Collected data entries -
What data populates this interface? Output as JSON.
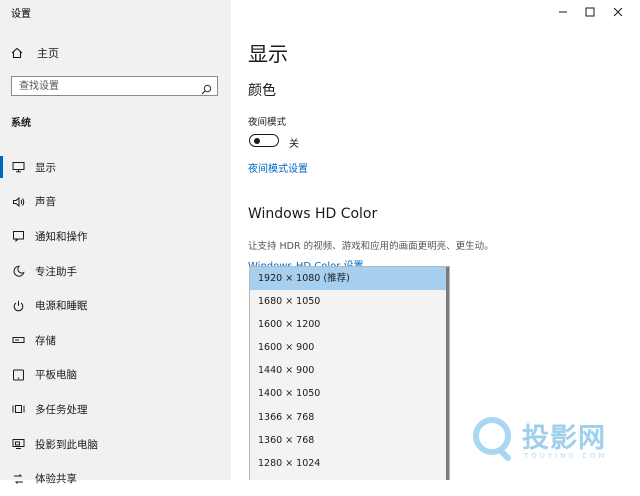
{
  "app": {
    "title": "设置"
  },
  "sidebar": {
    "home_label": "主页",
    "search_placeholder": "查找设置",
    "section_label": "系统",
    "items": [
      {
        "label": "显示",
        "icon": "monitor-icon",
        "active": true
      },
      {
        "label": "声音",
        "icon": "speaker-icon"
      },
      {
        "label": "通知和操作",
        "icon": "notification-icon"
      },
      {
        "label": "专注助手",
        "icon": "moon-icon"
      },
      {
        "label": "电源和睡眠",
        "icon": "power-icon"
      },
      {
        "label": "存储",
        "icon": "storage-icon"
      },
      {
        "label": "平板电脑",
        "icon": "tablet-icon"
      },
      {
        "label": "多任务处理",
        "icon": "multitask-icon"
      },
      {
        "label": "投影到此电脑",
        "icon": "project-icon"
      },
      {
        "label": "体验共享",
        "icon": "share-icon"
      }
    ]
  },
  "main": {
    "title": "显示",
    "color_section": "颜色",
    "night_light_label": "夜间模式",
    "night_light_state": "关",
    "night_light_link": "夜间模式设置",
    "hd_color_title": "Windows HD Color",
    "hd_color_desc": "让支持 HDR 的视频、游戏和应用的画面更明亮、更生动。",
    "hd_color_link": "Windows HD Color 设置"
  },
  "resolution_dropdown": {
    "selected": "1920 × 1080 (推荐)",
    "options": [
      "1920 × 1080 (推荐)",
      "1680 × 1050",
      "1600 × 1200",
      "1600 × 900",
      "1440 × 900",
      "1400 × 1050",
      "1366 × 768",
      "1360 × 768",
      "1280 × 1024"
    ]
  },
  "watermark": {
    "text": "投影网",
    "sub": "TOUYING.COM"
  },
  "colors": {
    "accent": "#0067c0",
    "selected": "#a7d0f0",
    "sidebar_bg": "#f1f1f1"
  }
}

OBJECTIVE - Transcribe the records above verbatim. Do not carry over any picture.

FULL OUTPUT -
What data populates this interface? Output as JSON.
{
  "app": {
    "title": "设置"
  },
  "sidebar": {
    "home_label": "主页",
    "search_placeholder": "查找设置",
    "section_label": "系统",
    "items": [
      {
        "label": "显示",
        "icon": "monitor-icon",
        "active": true
      },
      {
        "label": "声音",
        "icon": "speaker-icon"
      },
      {
        "label": "通知和操作",
        "icon": "notification-icon"
      },
      {
        "label": "专注助手",
        "icon": "moon-icon"
      },
      {
        "label": "电源和睡眠",
        "icon": "power-icon"
      },
      {
        "label": "存储",
        "icon": "storage-icon"
      },
      {
        "label": "平板电脑",
        "icon": "tablet-icon"
      },
      {
        "label": "多任务处理",
        "icon": "multitask-icon"
      },
      {
        "label": "投影到此电脑",
        "icon": "project-icon"
      },
      {
        "label": "体验共享",
        "icon": "share-icon"
      }
    ]
  },
  "main": {
    "title": "显示",
    "color_section": "颜色",
    "night_light_label": "夜间模式",
    "night_light_state": "关",
    "night_light_link": "夜间模式设置",
    "hd_color_title": "Windows HD Color",
    "hd_color_desc": "让支持 HDR 的视频、游戏和应用的画面更明亮、更生动。",
    "hd_color_link": "Windows HD Color 设置"
  },
  "resolution_dropdown": {
    "selected": "1920 × 1080 (推荐)",
    "options": [
      "1920 × 1080 (推荐)",
      "1680 × 1050",
      "1600 × 1200",
      "1600 × 900",
      "1440 × 900",
      "1400 × 1050",
      "1366 × 768",
      "1360 × 768",
      "1280 × 1024"
    ]
  },
  "watermark": {
    "text": "投影网",
    "sub": "TOUYING.COM"
  },
  "colors": {
    "accent": "#0067c0",
    "selected": "#a7d0f0",
    "sidebar_bg": "#f1f1f1"
  }
}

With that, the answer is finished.